Lines of data:
--------------------------------------------------

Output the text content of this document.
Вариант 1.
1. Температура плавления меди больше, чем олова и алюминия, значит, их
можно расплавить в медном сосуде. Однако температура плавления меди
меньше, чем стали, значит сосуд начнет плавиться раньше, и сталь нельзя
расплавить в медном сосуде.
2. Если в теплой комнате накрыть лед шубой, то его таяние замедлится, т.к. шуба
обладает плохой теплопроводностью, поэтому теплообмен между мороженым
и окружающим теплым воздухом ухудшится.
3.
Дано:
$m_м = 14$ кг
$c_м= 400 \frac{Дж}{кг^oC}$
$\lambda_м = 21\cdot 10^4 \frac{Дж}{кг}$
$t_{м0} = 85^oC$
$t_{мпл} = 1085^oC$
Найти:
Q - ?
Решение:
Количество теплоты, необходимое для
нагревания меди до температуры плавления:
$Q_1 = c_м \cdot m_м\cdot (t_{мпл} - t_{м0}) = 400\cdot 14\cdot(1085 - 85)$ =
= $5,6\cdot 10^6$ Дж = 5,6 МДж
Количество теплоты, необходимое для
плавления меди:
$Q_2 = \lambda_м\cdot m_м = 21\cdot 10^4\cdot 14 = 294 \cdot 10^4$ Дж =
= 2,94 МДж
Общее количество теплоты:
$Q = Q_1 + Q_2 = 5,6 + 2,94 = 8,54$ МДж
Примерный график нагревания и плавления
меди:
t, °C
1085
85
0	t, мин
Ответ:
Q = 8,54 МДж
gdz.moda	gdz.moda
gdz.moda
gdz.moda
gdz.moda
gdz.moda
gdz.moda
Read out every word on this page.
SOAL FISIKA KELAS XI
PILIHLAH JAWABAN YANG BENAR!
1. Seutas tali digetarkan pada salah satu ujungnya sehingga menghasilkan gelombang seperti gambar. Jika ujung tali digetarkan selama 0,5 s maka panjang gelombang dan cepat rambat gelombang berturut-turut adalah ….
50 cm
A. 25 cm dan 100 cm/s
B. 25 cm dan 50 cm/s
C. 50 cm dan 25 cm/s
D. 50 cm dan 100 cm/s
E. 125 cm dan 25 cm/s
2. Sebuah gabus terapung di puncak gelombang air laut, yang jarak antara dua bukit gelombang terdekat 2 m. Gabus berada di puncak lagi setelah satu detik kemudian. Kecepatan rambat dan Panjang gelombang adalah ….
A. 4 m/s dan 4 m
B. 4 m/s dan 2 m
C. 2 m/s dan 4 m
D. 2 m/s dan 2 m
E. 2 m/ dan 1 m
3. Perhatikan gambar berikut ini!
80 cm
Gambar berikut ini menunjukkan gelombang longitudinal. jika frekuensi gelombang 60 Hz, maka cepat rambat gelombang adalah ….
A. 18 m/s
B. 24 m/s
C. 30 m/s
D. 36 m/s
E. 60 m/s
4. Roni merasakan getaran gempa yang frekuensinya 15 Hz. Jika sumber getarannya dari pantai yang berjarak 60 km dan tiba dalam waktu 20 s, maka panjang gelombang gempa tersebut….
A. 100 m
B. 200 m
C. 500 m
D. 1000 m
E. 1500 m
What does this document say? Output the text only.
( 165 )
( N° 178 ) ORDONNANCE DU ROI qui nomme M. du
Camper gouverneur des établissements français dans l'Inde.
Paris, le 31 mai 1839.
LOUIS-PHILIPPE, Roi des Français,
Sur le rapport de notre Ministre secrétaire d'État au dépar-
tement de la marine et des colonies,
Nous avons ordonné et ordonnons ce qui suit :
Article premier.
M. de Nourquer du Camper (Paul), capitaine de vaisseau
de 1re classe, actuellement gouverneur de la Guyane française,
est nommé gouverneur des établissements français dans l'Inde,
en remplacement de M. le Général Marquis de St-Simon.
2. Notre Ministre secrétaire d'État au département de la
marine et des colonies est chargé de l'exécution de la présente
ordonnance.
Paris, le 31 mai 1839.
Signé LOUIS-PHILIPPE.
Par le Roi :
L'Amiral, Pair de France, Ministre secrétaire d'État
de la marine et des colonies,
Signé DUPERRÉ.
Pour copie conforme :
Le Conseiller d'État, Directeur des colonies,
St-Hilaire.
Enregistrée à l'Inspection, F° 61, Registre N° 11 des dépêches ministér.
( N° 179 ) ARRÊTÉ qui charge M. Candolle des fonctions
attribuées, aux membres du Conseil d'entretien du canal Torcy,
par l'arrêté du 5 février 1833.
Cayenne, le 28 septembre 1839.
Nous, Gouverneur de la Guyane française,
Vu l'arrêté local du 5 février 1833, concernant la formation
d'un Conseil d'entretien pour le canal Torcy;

--------------------------------------------------

◆ Task prompt ◆
Write out exactly the lines from the line holding "What does this" through the last line of the data, and nothing besides those lines.

◆ Task result ◆
What does this document say? Output the text only.
( 165 )
( N° 178 ) ORDONNANCE DU ROI qui nomme M. du
Camper gouverneur des établissements français dans l'Inde.
Paris, le 31 mai 1839.
LOUIS-PHILIPPE, Roi des Français,
Sur le rapport de notre Ministre secrétaire d'État au dépar-
tement de la marine et des colonies,
Nous avons ordonné et ordonnons ce qui suit :
Article premier.
M. de Nourquer du Camper (Paul), capitaine de vaisseau
de 1re classe, actuellement gouverneur de la Guyane française,
est nommé gouverneur des établissements français dans l'Inde,
en remplacement de M. le Général Marquis de St-Simon.
2. Notre Ministre secrétaire d'État au département de la
marine et des colonies est chargé de l'exécution de la présente
ordonnance.
Paris, le 31 mai 1839.
Signé LOUIS-PHILIPPE.
Par le Roi :
L'Amiral, Pair de France, Ministre secrétaire d'État
de la marine et des colonies,
Signé DUPERRÉ.
Pour copie conforme :
Le Conseiller d'État, Directeur des colonies,
St-Hilaire.
Enregistrée à l'Inspection, F° 61, Registre N° 11 des dépêches ministér.
( N° 179 ) ARRÊTÉ qui charge M. Candolle des fonctions
attribuées, aux membres du Conseil d'entretien du canal Torcy,
par l'arrêté du 5 février 1833.
Cayenne, le 28 septembre 1839.
Nous, Gouverneur de la Guyane française,
Vu l'arrêté local du 5 février 1833, concernant la formation
d'un Conseil d'entretien pour le canal Torcy;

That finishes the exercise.